-- Start RECORD LIST --

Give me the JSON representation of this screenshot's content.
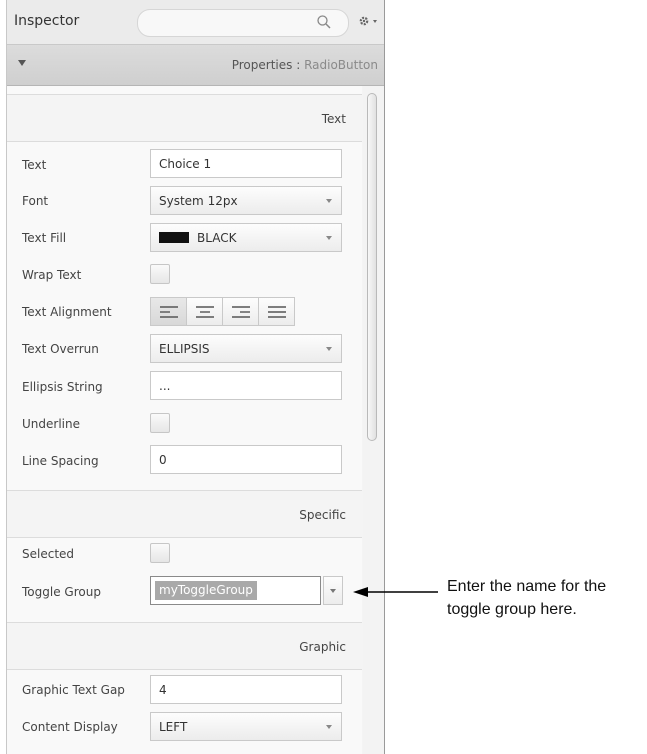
{
  "header": {
    "title": "Inspector",
    "search_icon": "magnifier",
    "settings_icon": "gear-with-dropdown"
  },
  "properties_bar": {
    "label": "Properties :",
    "type": "RadioButton"
  },
  "sections": {
    "text": {
      "title": "Text",
      "rows": {
        "text": {
          "label": "Text",
          "value": "Choice 1"
        },
        "font": {
          "label": "Font",
          "value": "System 12px"
        },
        "text_fill": {
          "label": "Text Fill",
          "value": "BLACK",
          "swatch_color": "#111111"
        },
        "wrap_text": {
          "label": "Wrap Text"
        },
        "text_alignment": {
          "label": "Text Alignment",
          "options": [
            "left",
            "center",
            "right",
            "justify"
          ],
          "selected": "left"
        },
        "text_overrun": {
          "label": "Text Overrun",
          "value": "ELLIPSIS"
        },
        "ellipsis_string": {
          "label": "Ellipsis String",
          "value": "..."
        },
        "underline": {
          "label": "Underline"
        },
        "line_spacing": {
          "label": "Line Spacing",
          "value": "0"
        }
      }
    },
    "specific": {
      "title": "Specific",
      "rows": {
        "selected": {
          "label": "Selected"
        },
        "toggle_group": {
          "label": "Toggle Group",
          "value": "myToggleGroup"
        }
      }
    },
    "graphic": {
      "title": "Graphic",
      "rows": {
        "graphic_text_gap": {
          "label": "Graphic Text Gap",
          "value": "4"
        },
        "content_display": {
          "label": "Content Display",
          "value": "LEFT"
        }
      }
    }
  },
  "annotation": {
    "line1": "Enter the name for the",
    "line2": "toggle group here."
  }
}
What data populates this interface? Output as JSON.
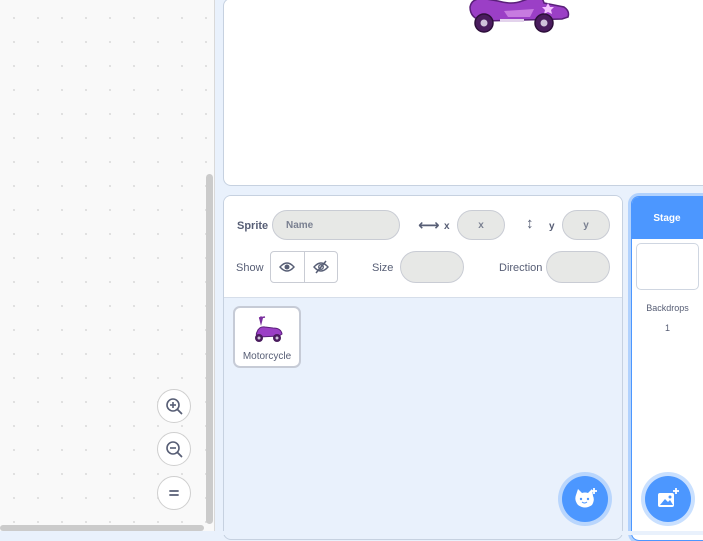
{
  "sprite_info": {
    "sprite_label": "Sprite",
    "name_placeholder": "Name",
    "x_label": "x",
    "x_placeholder": "x",
    "y_label": "y",
    "y_placeholder": "y",
    "show_label": "Show",
    "size_label": "Size",
    "direction_label": "Direction"
  },
  "sprites": [
    {
      "name": "Motorcycle"
    }
  ],
  "stage_pane": {
    "title": "Stage",
    "backdrops_label": "Backdrops",
    "backdrops_count": "1"
  },
  "icons": {
    "zoom_in": "zoom-in-icon",
    "zoom_out": "zoom-out-icon",
    "zoom_reset": "zoom-reset-icon",
    "show": "eye-icon",
    "hide": "eye-slash-icon",
    "add_sprite": "cat-add-icon",
    "add_backdrop": "image-add-icon",
    "x_axis": "horizontal-arrows-icon",
    "y_axis": "vertical-arrows-icon"
  },
  "colors": {
    "accent": "#4c97ff",
    "sprite_purple": "#9b3fc6"
  }
}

-- End RECORD LIST --

# DIRECTIONS FOR THIS TASK:
Reproduce the lines of the listing exactly, starting at the one that contains "What data populates" and continuing through the final line, but leave out the pictures.

# EXERCISE SOLUTION:
What data populates this interface? Output as JSON.
{
  "sprite_info": {
    "sprite_label": "Sprite",
    "name_placeholder": "Name",
    "x_label": "x",
    "x_placeholder": "x",
    "y_label": "y",
    "y_placeholder": "y",
    "show_label": "Show",
    "size_label": "Size",
    "direction_label": "Direction"
  },
  "sprites": [
    {
      "name": "Motorcycle"
    }
  ],
  "stage_pane": {
    "title": "Stage",
    "backdrops_label": "Backdrops",
    "backdrops_count": "1"
  },
  "icons": {
    "zoom_in": "zoom-in-icon",
    "zoom_out": "zoom-out-icon",
    "zoom_reset": "zoom-reset-icon",
    "show": "eye-icon",
    "hide": "eye-slash-icon",
    "add_sprite": "cat-add-icon",
    "add_backdrop": "image-add-icon",
    "x_axis": "horizontal-arrows-icon",
    "y_axis": "vertical-arrows-icon"
  },
  "colors": {
    "accent": "#4c97ff",
    "sprite_purple": "#9b3fc6"
  }
}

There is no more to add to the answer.